**DATA TO USE**.
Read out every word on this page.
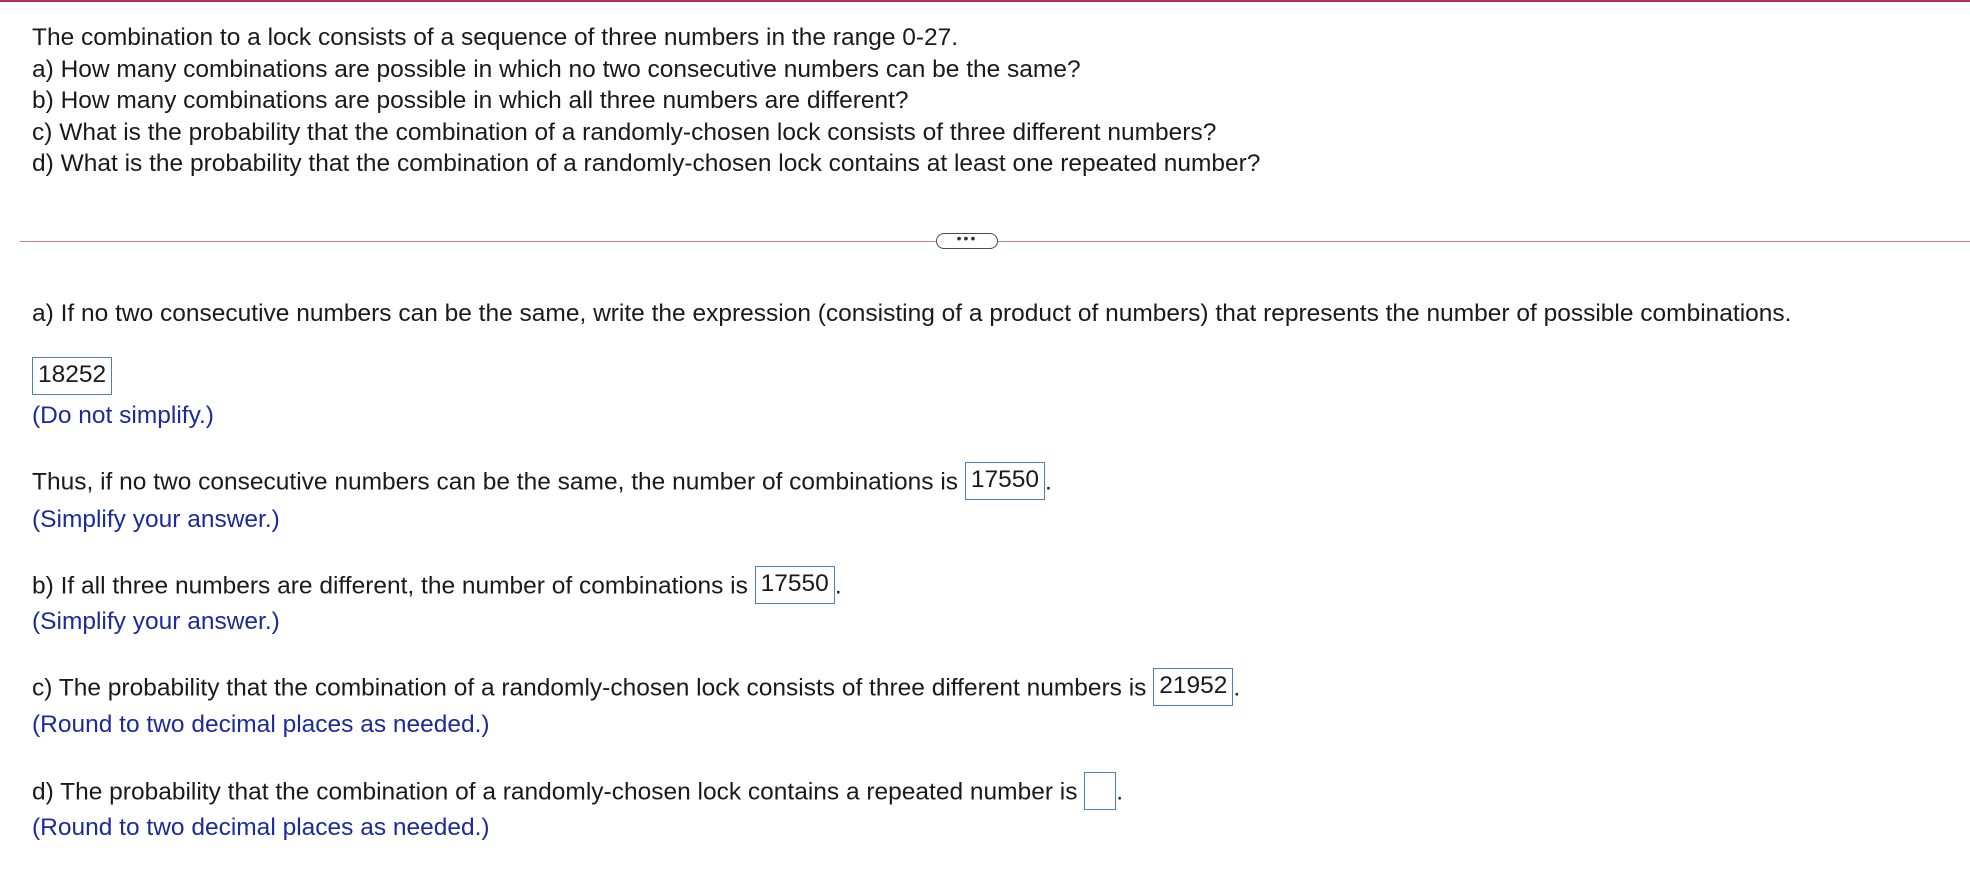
The combination to a lock consists of a sequence of three numbers in the range 0-27.
a) How many combinations are possible in which no two consecutive numbers can be the same?
b) How many combinations are possible in which all three numbers are different?
c) What is the probability that the combination of a randomly-chosen lock consists of three different numbers?
d) What is the probability that the combination of a randomly-chosen lock contains at least one repeated number?
•••
a) If no two consecutive numbers can be the same, write the expression (consisting of a product of numbers) that represents the number of possible combinations.
18252
(Do not simplify.)
Thus, if no two consecutive numbers can be the same, the number of combinations is 17550 .
(Simplify your answer.)
b) If all three numbers are different, the number of combinations is 17550 .
(Simplify your answer.)
c) The probability that the combination of a randomly-chosen lock consists of three different numbers is 21952 .
(Round to two decimal places as needed.)
d) The probability that the combination of a randomly-chosen lock contains a repeated number is .
(Round to two decimal places as needed.)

**WHAT YOU WILL DO**. Lines that include the word "many" are to be extracted from the data above.

**EXERCISE ANSWER**.
a) How many combinations are possible in which no two consecutive numbers can be the same?
b) How many combinations are possible in which all three numbers are different?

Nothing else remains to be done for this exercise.